* BEGIN MATERIAL TO PROCESS *
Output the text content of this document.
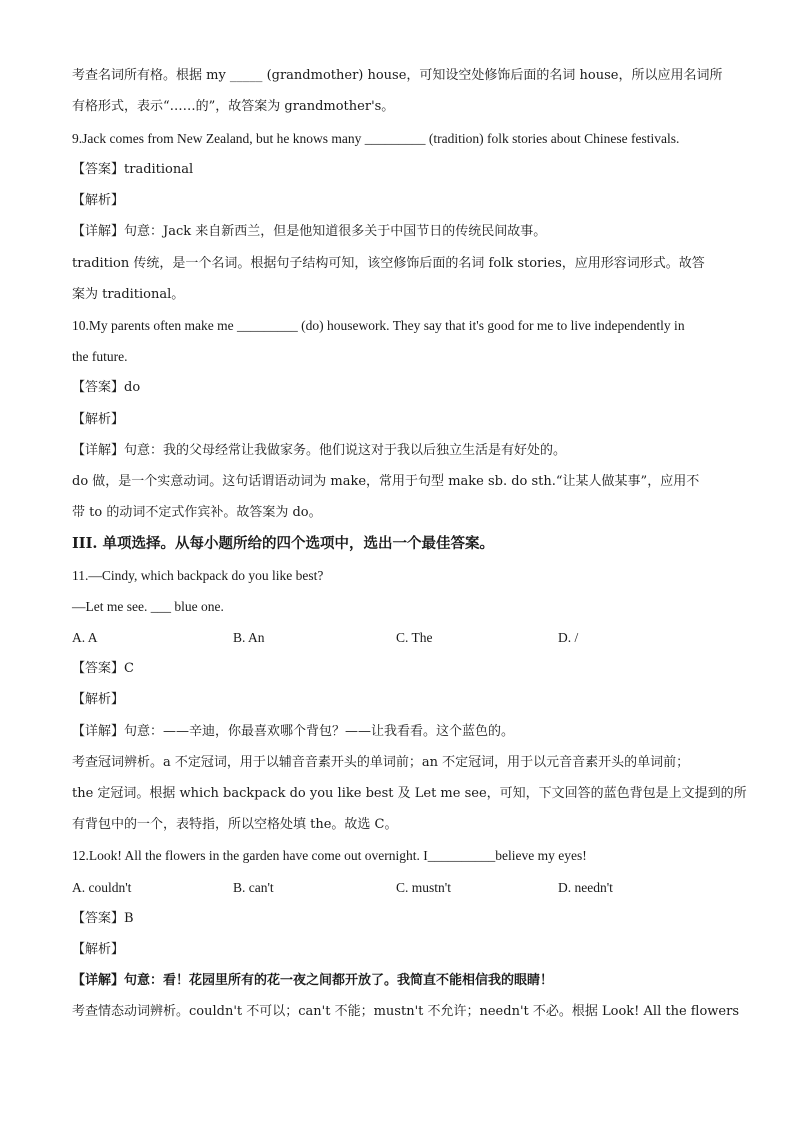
考查名词所有格。根据 my _____ (grandmother) house，可知设空处修饰后面的名词 house，所以应用名词所
有格形式，表示“……的”，故答案为 grandmother's。
9.Jack comes from New Zealand, but he knows many _________ (tradition) folk stories about Chinese festivals.
【答案】traditional
【解析】
【详解】句意：Jack 来自新西兰，但是他知道很多关于中国节日的传统民间故事。
tradition 传统，是一个名词。根据句子结构可知，该空修饰后面的名词 folk stories，应用形容词形式。故答
案为 traditional。
10.My parents often make me _________ (do) housework. They say that it's good for me to live independently in
the future.
【答案】do
【解析】
【详解】句意：我的父母经常让我做家务。他们说这对于我以后独立生活是有好处的。
do 做，是一个实意动词。这句话谓语动词为 make，常用于句型 make sb. do sth.“让某人做某事”，应用不
带 to 的动词不定式作宾补。故答案为 do。
III. 单项选择。从每小题所给的四个选项中，选出一个最佳答案。
11.—Cindy, which backpack do you like best?
—Let me see. ___ blue one.
A. A	B. An	C. The	D. /
【答案】C
【解析】
【详解】句意：——辛迪，你最喜欢哪个背包？——让我看看。这个蓝色的。
考查冠词辨析。a 不定冠词，用于以辅音音素开头的单词前；an 不定冠词，用于以元音音素开头的单词前；
the 定冠词。根据 which backpack do you like best 及 Let me see，可知，下文回答的蓝色背包是上文提到的所
有背包中的一个，表特指，所以空格处填 the。故选 C。
12.Look! All the flowers in the garden have come out overnight. I__________believe my eyes!
A. couldn't	B. can't	C. mustn't	D. needn't
【答案】B
【解析】
【详解】句意：看！花园里所有的花一夜之间都开放了。我简直不能相信我的眼睛！
考查情态动词辨析。couldn't 不可以；can't 不能；mustn't 不允许；needn't 不必。根据 Look! All the flowers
* END MATERIAL TO PROCESS *
◆ EXERCISE DESCRIPTION ◆
Where a line contains "mustn", copy that line.

◆ OUTPUT ◆
A. couldn't	B. can't	C. mustn't	D. needn't
考查情态动词辨析。couldn't 不可以；can't 不能；mustn't 不允许；needn't 不必。根据 Look! All the flowers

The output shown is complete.